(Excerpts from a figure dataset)
★ ★ ★

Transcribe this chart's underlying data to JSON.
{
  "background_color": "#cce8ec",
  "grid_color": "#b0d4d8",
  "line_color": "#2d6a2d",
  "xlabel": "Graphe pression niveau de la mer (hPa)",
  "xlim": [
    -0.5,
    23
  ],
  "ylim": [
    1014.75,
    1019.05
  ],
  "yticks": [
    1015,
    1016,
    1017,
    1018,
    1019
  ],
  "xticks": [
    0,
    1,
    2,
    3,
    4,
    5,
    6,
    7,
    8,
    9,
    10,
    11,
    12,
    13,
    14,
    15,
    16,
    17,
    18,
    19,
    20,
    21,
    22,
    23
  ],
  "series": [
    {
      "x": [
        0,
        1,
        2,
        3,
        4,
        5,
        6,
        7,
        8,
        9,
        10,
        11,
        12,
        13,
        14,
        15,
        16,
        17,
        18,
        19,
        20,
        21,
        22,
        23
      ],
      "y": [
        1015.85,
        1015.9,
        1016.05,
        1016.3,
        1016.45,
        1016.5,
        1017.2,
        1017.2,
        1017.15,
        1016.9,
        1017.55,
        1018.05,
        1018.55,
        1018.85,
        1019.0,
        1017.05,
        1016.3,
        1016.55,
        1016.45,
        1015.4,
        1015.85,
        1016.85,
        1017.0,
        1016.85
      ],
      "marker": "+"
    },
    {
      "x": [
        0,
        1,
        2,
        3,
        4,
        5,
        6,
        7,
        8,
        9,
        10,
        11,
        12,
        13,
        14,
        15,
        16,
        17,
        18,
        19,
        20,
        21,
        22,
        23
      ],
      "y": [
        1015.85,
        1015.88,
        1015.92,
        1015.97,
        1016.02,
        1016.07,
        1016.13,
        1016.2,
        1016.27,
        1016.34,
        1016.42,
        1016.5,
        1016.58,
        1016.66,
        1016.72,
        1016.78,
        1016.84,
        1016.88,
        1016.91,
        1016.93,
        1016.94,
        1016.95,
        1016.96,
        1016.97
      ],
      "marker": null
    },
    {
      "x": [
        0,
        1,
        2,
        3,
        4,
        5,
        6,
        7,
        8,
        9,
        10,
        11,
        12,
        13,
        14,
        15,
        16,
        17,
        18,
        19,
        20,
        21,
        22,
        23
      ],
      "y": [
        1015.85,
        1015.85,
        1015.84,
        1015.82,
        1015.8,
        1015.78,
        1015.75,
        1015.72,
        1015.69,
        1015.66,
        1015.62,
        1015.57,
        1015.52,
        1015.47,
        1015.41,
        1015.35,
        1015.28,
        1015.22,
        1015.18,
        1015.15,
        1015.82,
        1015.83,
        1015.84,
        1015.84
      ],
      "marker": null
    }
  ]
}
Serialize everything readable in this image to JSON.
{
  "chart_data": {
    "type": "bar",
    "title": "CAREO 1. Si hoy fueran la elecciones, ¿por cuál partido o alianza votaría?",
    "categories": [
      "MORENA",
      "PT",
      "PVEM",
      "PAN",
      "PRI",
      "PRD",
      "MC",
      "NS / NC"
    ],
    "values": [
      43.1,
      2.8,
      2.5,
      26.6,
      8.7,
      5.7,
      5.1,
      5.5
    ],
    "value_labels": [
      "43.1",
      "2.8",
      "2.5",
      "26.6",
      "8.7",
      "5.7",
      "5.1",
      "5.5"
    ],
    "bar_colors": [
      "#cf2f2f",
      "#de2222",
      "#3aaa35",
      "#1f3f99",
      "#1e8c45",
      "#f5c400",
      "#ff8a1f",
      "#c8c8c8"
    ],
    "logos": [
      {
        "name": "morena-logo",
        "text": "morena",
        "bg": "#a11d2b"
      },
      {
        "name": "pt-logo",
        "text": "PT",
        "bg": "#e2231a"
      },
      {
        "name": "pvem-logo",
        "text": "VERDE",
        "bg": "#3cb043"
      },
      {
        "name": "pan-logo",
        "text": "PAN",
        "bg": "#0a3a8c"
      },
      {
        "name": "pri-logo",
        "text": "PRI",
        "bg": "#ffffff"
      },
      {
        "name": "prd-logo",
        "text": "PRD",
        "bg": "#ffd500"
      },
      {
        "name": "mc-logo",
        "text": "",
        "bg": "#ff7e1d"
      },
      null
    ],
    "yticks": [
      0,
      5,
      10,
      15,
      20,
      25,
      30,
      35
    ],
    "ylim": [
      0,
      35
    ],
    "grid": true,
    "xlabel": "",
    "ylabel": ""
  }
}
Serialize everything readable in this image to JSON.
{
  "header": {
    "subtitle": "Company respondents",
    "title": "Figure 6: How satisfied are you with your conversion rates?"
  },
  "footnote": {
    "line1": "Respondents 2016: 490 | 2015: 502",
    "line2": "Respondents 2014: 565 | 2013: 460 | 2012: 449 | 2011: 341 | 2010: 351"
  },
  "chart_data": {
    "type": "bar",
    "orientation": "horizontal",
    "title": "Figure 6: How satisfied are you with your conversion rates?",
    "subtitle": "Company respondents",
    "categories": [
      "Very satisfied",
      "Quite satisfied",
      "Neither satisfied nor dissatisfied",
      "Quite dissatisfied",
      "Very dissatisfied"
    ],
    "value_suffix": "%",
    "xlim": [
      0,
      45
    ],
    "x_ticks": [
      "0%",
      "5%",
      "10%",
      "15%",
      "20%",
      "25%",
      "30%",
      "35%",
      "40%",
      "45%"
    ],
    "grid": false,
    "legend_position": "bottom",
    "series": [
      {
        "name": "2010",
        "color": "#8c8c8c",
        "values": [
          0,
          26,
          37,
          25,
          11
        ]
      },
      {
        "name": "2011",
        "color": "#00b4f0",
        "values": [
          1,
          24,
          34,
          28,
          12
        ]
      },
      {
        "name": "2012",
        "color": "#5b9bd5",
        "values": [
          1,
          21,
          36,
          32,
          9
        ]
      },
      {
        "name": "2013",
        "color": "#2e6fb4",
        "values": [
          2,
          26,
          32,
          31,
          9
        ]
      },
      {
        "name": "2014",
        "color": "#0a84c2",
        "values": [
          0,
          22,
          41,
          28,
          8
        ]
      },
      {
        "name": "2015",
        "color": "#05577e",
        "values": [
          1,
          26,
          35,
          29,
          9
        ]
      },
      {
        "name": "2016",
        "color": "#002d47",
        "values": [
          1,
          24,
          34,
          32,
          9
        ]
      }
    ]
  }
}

★ ★ ★

◆ Written instruction ◆
Pull every line containing "dissatisfied" out of the records.

◆ Output ◆
      "Neither satisfied nor dissatisfied",
      "Quite dissatisfied",
      "Very dissatisfied"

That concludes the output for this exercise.